══ Dataset content

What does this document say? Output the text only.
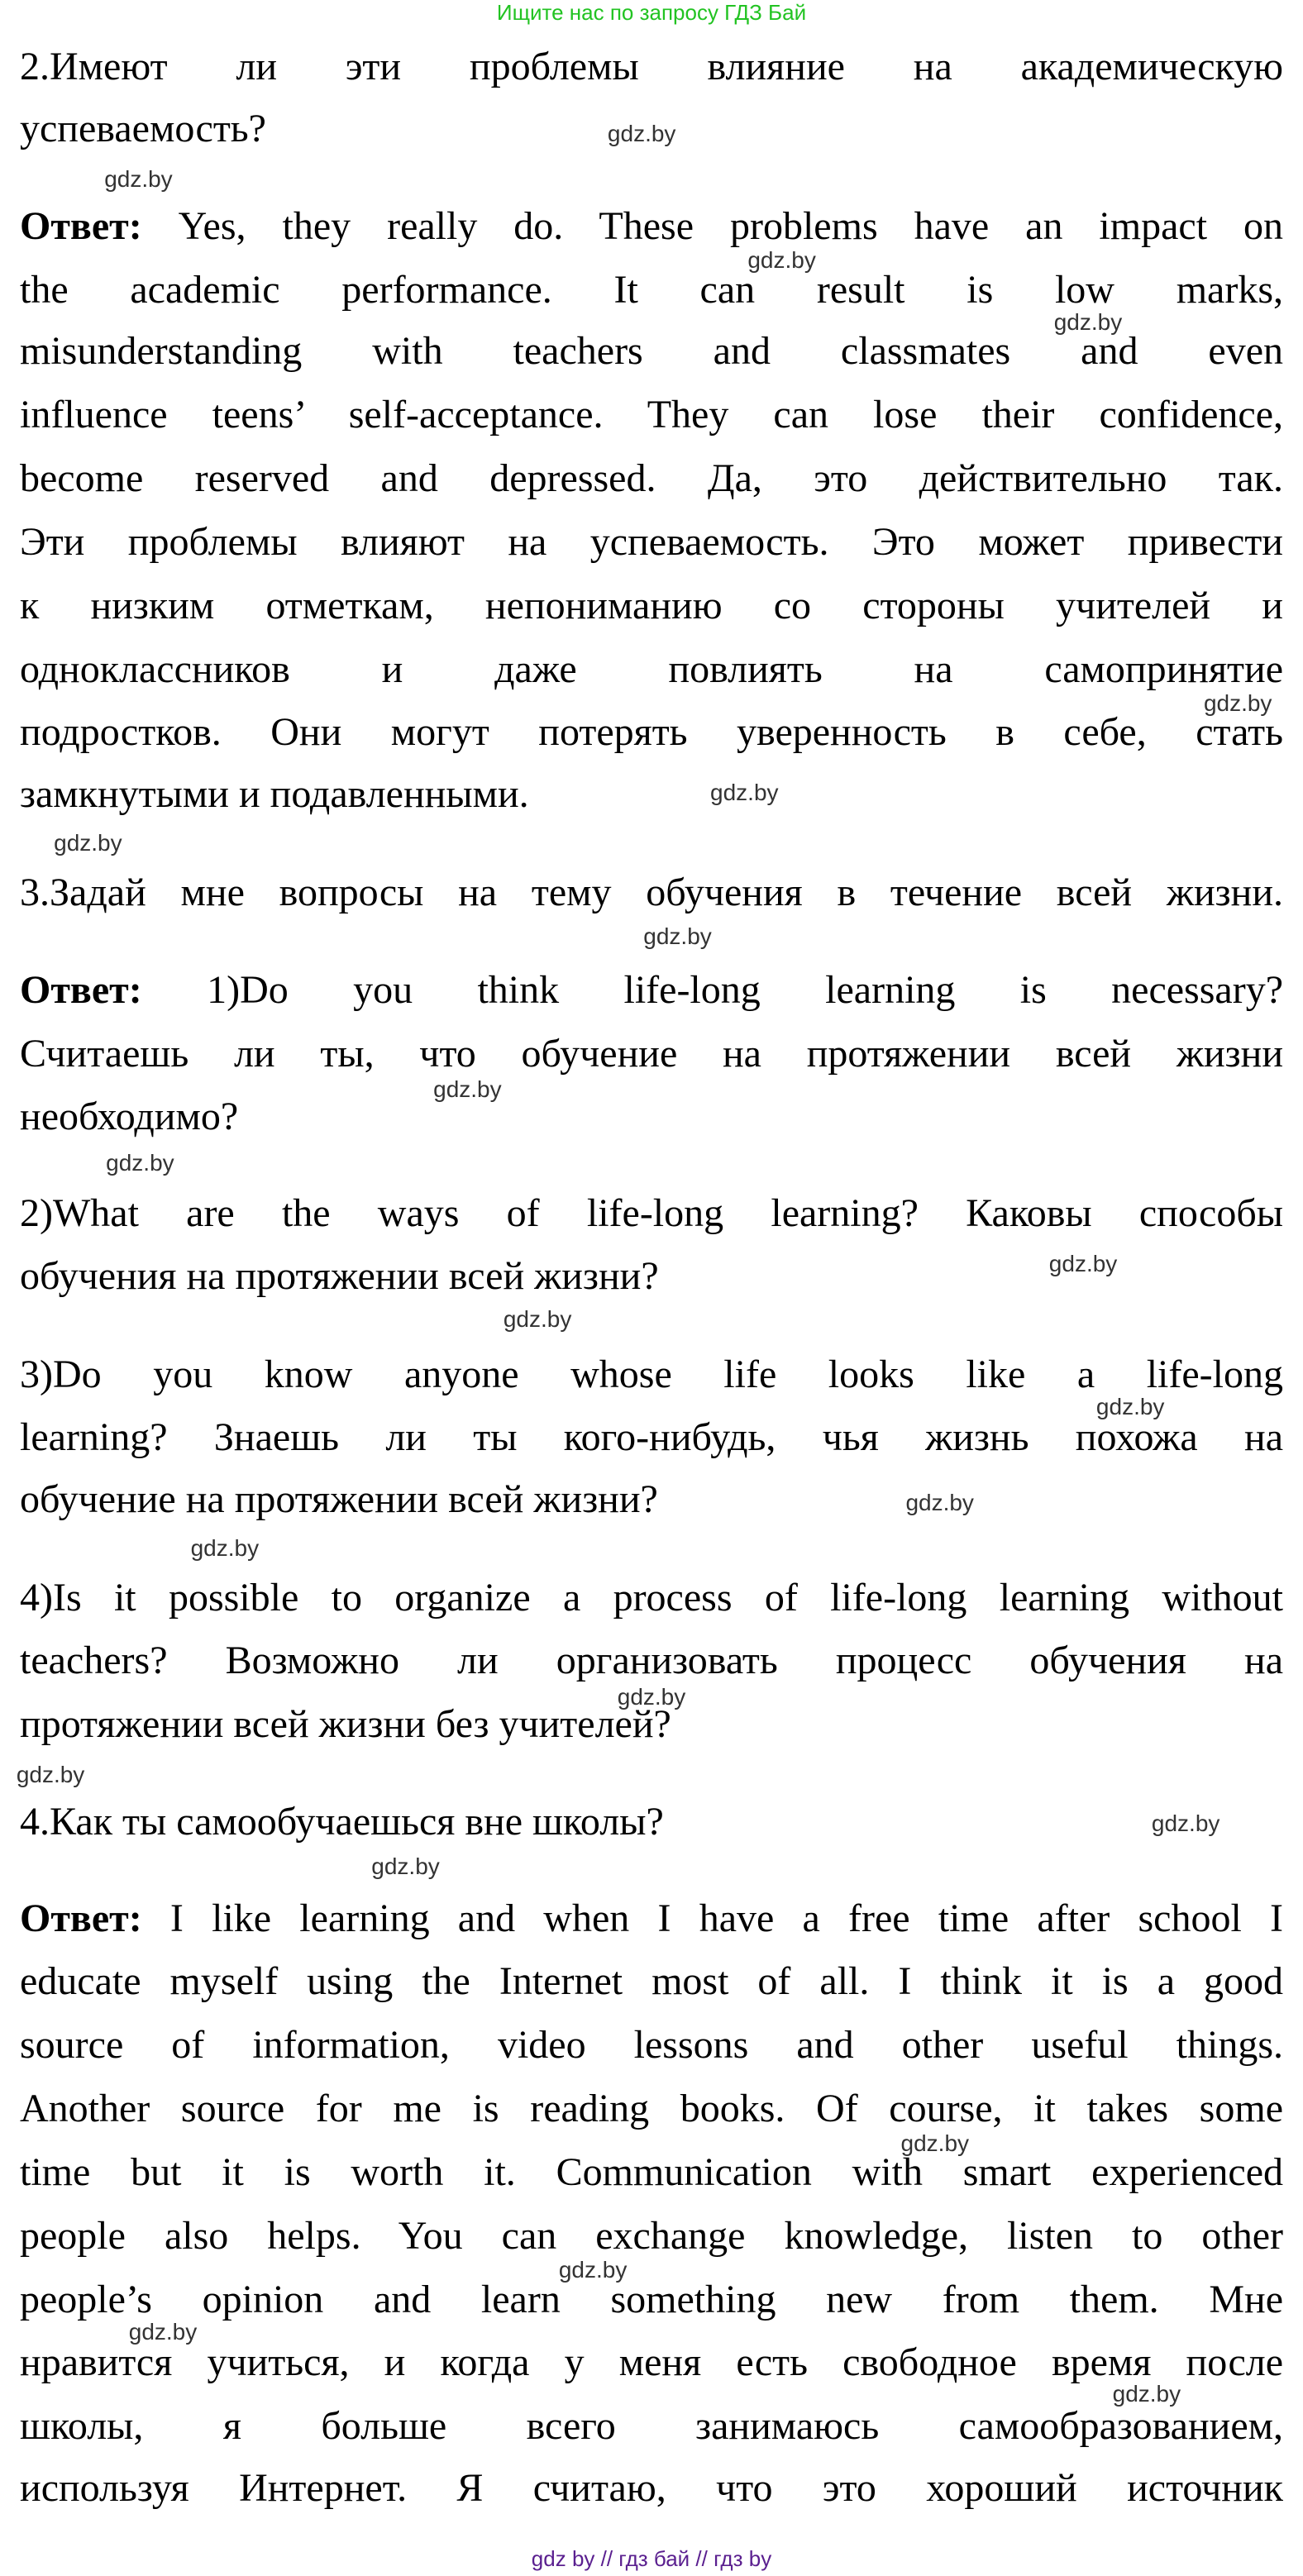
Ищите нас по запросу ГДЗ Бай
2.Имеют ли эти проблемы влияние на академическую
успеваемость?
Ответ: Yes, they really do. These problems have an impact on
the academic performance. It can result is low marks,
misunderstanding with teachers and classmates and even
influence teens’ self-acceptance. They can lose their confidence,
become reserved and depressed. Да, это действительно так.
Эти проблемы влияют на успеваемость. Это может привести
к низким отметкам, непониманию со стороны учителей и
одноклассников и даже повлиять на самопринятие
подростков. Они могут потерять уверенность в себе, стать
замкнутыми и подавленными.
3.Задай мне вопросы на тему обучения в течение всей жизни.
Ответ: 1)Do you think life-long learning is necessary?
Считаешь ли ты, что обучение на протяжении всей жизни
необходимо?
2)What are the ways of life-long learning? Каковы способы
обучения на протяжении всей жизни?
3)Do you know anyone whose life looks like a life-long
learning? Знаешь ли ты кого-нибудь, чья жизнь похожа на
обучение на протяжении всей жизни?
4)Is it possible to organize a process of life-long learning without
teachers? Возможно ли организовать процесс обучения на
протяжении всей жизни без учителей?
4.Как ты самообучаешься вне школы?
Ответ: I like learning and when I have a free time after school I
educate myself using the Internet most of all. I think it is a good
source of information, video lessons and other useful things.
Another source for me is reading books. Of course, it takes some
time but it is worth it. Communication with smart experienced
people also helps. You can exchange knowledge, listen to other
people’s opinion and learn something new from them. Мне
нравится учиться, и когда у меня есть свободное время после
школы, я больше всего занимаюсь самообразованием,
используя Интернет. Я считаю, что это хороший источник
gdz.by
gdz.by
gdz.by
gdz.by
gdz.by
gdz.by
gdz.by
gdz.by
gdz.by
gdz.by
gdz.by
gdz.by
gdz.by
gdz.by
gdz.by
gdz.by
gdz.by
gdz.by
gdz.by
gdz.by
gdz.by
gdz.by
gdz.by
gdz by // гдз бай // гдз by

════

Description of the task. Look for the word "школы" in every line of the listing and copy the lines that have it.

Response to the exercise.
4.Как ты самообучаешься вне школы?
школы, я больше всего занимаюсь самообразованием,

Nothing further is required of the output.